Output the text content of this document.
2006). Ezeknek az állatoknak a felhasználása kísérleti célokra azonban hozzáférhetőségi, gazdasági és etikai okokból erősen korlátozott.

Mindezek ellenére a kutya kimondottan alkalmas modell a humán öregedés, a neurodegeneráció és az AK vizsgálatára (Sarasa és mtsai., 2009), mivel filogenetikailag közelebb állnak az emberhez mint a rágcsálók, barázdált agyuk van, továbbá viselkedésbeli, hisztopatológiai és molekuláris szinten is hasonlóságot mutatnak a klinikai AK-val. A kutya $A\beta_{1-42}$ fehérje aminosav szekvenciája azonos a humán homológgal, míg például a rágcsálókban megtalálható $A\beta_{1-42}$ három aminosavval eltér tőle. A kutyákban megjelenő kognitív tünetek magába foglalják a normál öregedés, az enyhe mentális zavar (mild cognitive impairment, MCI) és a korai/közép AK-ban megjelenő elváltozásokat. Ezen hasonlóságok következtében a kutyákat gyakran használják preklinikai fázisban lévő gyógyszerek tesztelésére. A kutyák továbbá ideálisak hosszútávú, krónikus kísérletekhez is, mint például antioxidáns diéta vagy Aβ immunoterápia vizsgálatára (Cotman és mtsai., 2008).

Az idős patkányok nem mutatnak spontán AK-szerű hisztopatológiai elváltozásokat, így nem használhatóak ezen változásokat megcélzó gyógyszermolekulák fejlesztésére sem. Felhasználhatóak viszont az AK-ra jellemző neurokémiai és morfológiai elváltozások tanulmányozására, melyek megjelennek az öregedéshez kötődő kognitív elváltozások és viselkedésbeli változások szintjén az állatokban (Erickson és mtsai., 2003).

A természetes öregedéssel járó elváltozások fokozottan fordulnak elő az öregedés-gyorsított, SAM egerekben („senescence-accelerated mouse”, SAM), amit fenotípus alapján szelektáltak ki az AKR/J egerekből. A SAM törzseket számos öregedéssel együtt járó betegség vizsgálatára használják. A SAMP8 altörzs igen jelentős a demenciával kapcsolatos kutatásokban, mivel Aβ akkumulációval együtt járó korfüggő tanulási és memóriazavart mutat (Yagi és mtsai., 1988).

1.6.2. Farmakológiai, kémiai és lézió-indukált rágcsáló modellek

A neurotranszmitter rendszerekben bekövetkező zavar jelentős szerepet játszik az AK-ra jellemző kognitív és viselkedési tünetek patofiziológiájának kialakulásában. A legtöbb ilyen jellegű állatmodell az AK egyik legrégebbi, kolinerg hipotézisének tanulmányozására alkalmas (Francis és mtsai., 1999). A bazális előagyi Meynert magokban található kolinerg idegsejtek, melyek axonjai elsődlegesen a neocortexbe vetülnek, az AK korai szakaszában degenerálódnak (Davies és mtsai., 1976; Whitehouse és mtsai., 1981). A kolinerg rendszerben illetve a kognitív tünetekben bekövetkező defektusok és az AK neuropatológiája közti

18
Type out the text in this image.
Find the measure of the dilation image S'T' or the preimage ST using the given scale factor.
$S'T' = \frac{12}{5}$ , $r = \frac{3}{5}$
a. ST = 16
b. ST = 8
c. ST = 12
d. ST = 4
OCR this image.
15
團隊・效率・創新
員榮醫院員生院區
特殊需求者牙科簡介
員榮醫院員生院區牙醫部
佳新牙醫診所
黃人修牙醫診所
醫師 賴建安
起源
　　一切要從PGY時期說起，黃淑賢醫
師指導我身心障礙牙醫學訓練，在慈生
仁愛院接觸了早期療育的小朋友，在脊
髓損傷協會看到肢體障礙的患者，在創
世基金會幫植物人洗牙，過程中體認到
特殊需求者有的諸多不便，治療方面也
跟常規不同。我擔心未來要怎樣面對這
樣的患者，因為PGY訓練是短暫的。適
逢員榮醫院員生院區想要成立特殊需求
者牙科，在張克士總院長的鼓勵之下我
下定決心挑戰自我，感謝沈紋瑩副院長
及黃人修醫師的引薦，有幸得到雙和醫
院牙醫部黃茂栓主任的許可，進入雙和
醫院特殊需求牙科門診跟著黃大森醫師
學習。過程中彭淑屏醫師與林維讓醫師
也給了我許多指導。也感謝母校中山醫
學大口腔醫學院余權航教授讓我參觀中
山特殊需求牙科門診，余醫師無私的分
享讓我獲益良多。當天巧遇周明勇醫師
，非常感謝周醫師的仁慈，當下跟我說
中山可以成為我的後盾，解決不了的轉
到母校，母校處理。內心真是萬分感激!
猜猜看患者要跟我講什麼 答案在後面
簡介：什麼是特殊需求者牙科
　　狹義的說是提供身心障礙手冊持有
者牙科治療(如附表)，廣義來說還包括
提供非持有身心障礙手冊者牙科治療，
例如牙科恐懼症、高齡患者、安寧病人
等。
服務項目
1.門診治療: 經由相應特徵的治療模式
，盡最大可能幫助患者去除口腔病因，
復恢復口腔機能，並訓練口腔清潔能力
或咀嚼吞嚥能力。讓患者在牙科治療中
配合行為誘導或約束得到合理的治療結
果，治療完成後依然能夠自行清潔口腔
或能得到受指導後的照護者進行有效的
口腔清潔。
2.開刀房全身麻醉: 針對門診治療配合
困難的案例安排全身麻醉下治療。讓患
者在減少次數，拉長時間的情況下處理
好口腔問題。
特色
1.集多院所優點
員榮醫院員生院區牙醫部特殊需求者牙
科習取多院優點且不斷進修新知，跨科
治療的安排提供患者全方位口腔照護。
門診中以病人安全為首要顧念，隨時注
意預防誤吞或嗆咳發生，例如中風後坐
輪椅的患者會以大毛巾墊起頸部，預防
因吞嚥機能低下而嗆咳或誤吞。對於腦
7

++++++

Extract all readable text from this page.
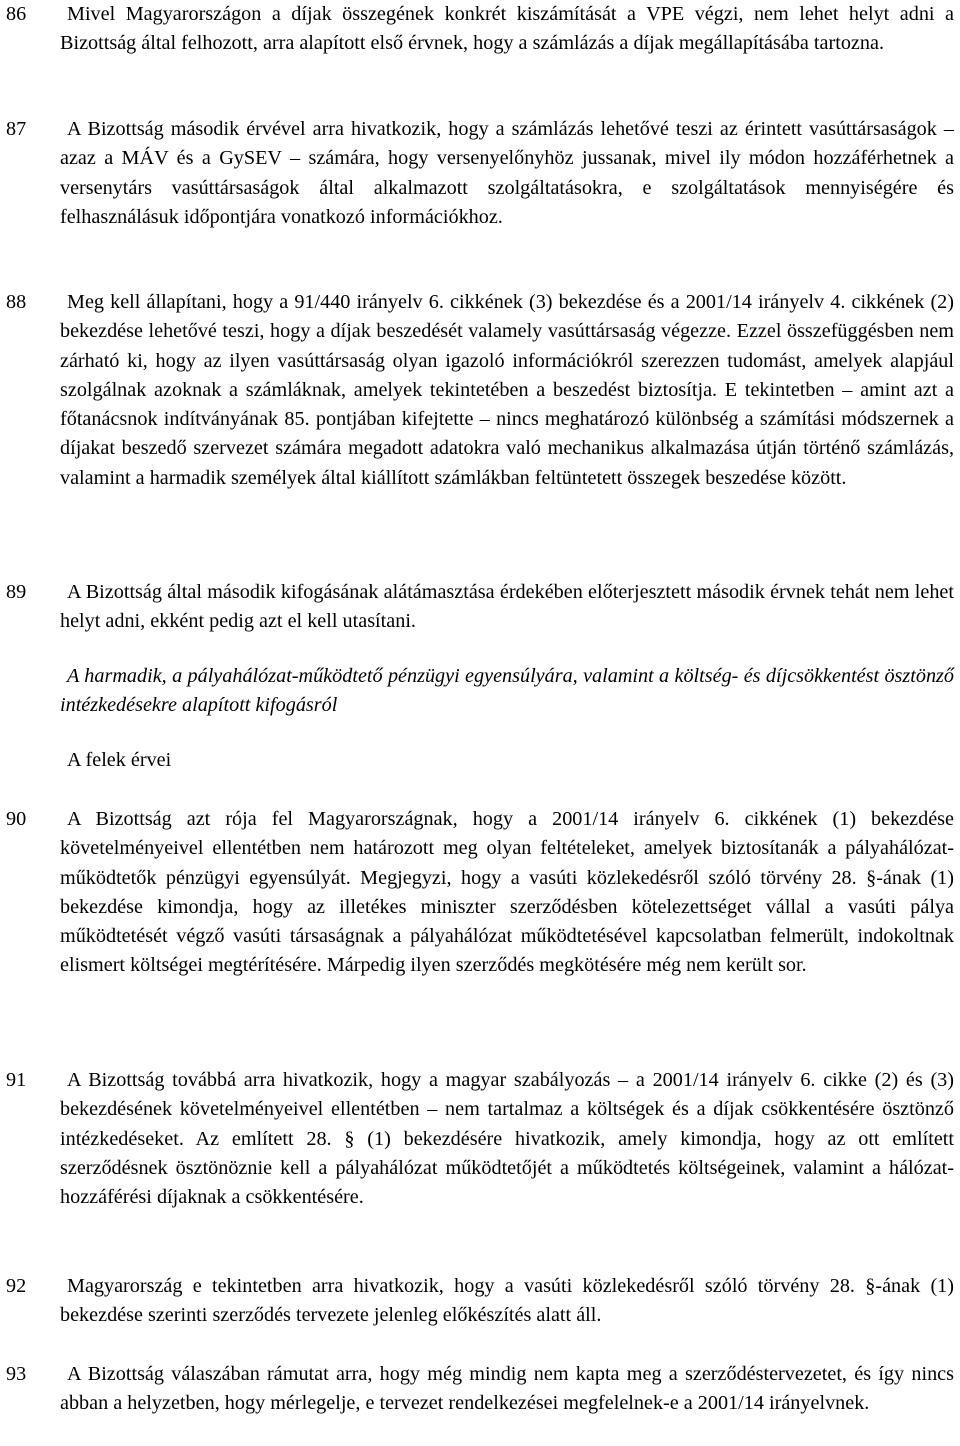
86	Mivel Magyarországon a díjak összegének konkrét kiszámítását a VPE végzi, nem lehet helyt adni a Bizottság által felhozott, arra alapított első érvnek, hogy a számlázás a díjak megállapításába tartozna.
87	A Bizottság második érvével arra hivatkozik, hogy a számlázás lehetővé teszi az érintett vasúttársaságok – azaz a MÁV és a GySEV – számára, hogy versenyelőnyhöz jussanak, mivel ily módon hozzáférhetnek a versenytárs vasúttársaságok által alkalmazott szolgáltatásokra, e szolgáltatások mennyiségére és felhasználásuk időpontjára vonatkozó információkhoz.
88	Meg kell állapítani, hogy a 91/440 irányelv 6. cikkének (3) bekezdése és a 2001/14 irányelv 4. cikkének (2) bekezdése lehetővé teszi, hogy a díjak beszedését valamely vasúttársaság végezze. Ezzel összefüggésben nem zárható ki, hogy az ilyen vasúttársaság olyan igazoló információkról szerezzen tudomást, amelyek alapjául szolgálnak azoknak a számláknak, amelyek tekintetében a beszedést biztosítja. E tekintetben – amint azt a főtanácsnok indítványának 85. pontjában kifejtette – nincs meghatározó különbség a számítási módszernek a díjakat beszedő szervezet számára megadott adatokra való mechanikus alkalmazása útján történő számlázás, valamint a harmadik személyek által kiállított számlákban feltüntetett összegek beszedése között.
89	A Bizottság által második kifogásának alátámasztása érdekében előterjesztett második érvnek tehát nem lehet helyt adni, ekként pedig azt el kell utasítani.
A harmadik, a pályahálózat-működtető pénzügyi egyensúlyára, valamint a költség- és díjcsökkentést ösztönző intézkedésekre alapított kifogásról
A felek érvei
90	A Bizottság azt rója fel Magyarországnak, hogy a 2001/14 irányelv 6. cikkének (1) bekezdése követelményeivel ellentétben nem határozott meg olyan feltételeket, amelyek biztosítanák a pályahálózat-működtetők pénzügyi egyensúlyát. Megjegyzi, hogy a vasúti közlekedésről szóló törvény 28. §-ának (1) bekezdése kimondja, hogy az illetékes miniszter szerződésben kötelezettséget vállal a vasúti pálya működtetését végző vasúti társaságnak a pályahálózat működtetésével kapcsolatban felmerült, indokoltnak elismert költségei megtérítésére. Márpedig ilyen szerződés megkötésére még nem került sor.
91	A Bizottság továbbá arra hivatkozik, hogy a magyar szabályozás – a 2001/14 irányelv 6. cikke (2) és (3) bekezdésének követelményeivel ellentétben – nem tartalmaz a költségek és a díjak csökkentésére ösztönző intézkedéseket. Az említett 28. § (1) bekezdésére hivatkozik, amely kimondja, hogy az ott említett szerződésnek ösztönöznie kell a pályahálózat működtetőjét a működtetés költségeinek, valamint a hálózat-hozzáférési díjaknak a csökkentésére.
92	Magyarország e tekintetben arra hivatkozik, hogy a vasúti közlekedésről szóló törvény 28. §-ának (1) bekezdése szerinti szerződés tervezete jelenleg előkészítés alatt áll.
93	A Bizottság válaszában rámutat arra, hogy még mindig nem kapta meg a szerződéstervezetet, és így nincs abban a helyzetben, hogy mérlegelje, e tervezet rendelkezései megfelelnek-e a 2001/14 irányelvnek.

++++++

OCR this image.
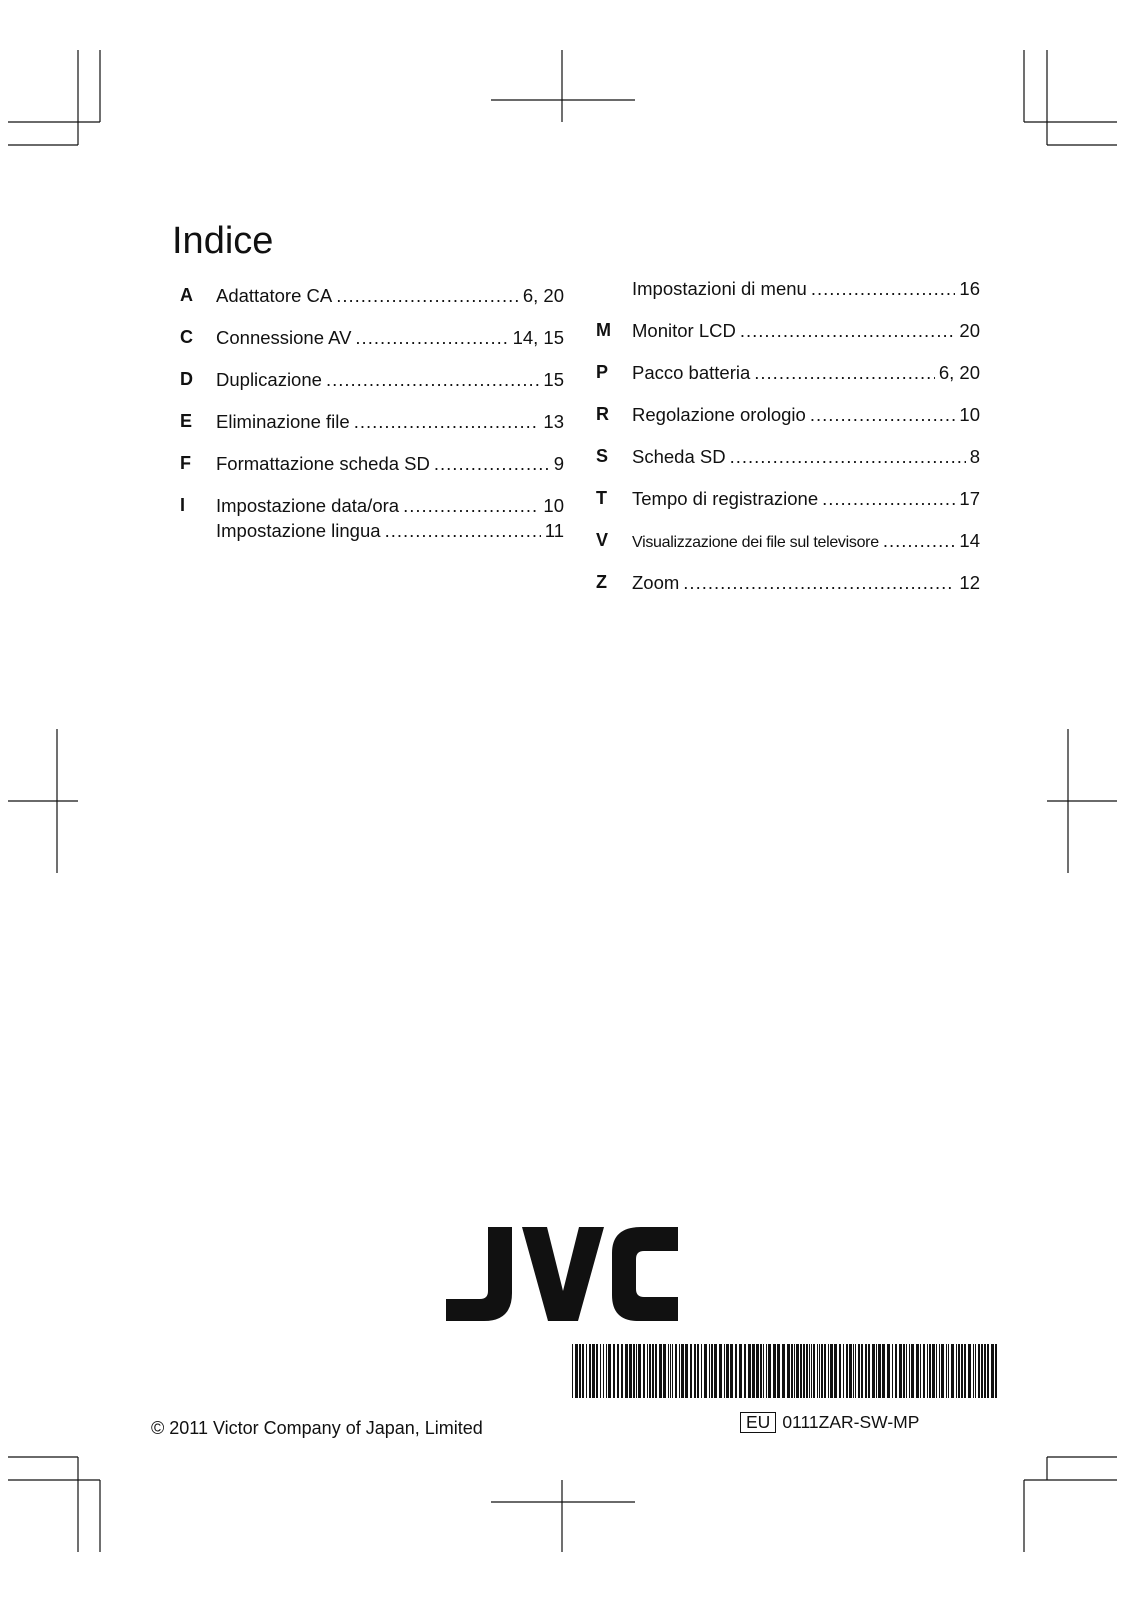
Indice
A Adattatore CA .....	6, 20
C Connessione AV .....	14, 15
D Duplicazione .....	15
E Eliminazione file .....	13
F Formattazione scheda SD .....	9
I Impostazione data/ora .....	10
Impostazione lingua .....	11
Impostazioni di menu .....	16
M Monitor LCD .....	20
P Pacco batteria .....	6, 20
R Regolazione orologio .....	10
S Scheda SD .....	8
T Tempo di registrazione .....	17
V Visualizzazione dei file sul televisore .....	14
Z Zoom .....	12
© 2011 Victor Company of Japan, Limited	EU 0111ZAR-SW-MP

++++++

Copy each line in the data that holds the word "alapított".

86	Mivel Magyarországon a díjak összegének konkrét kiszámítását a VPE végzi, nem lehet helyt adni a Bizottság által felhozott, arra alapított első érvnek, hogy a számlázás a díjak megállapításába tartozna.
A harmadik, a pályahálózat-működtető pénzügyi egyensúlyára, valamint a költség- és díjcsökkentést ösztönző intézkedésekre alapított kifogásról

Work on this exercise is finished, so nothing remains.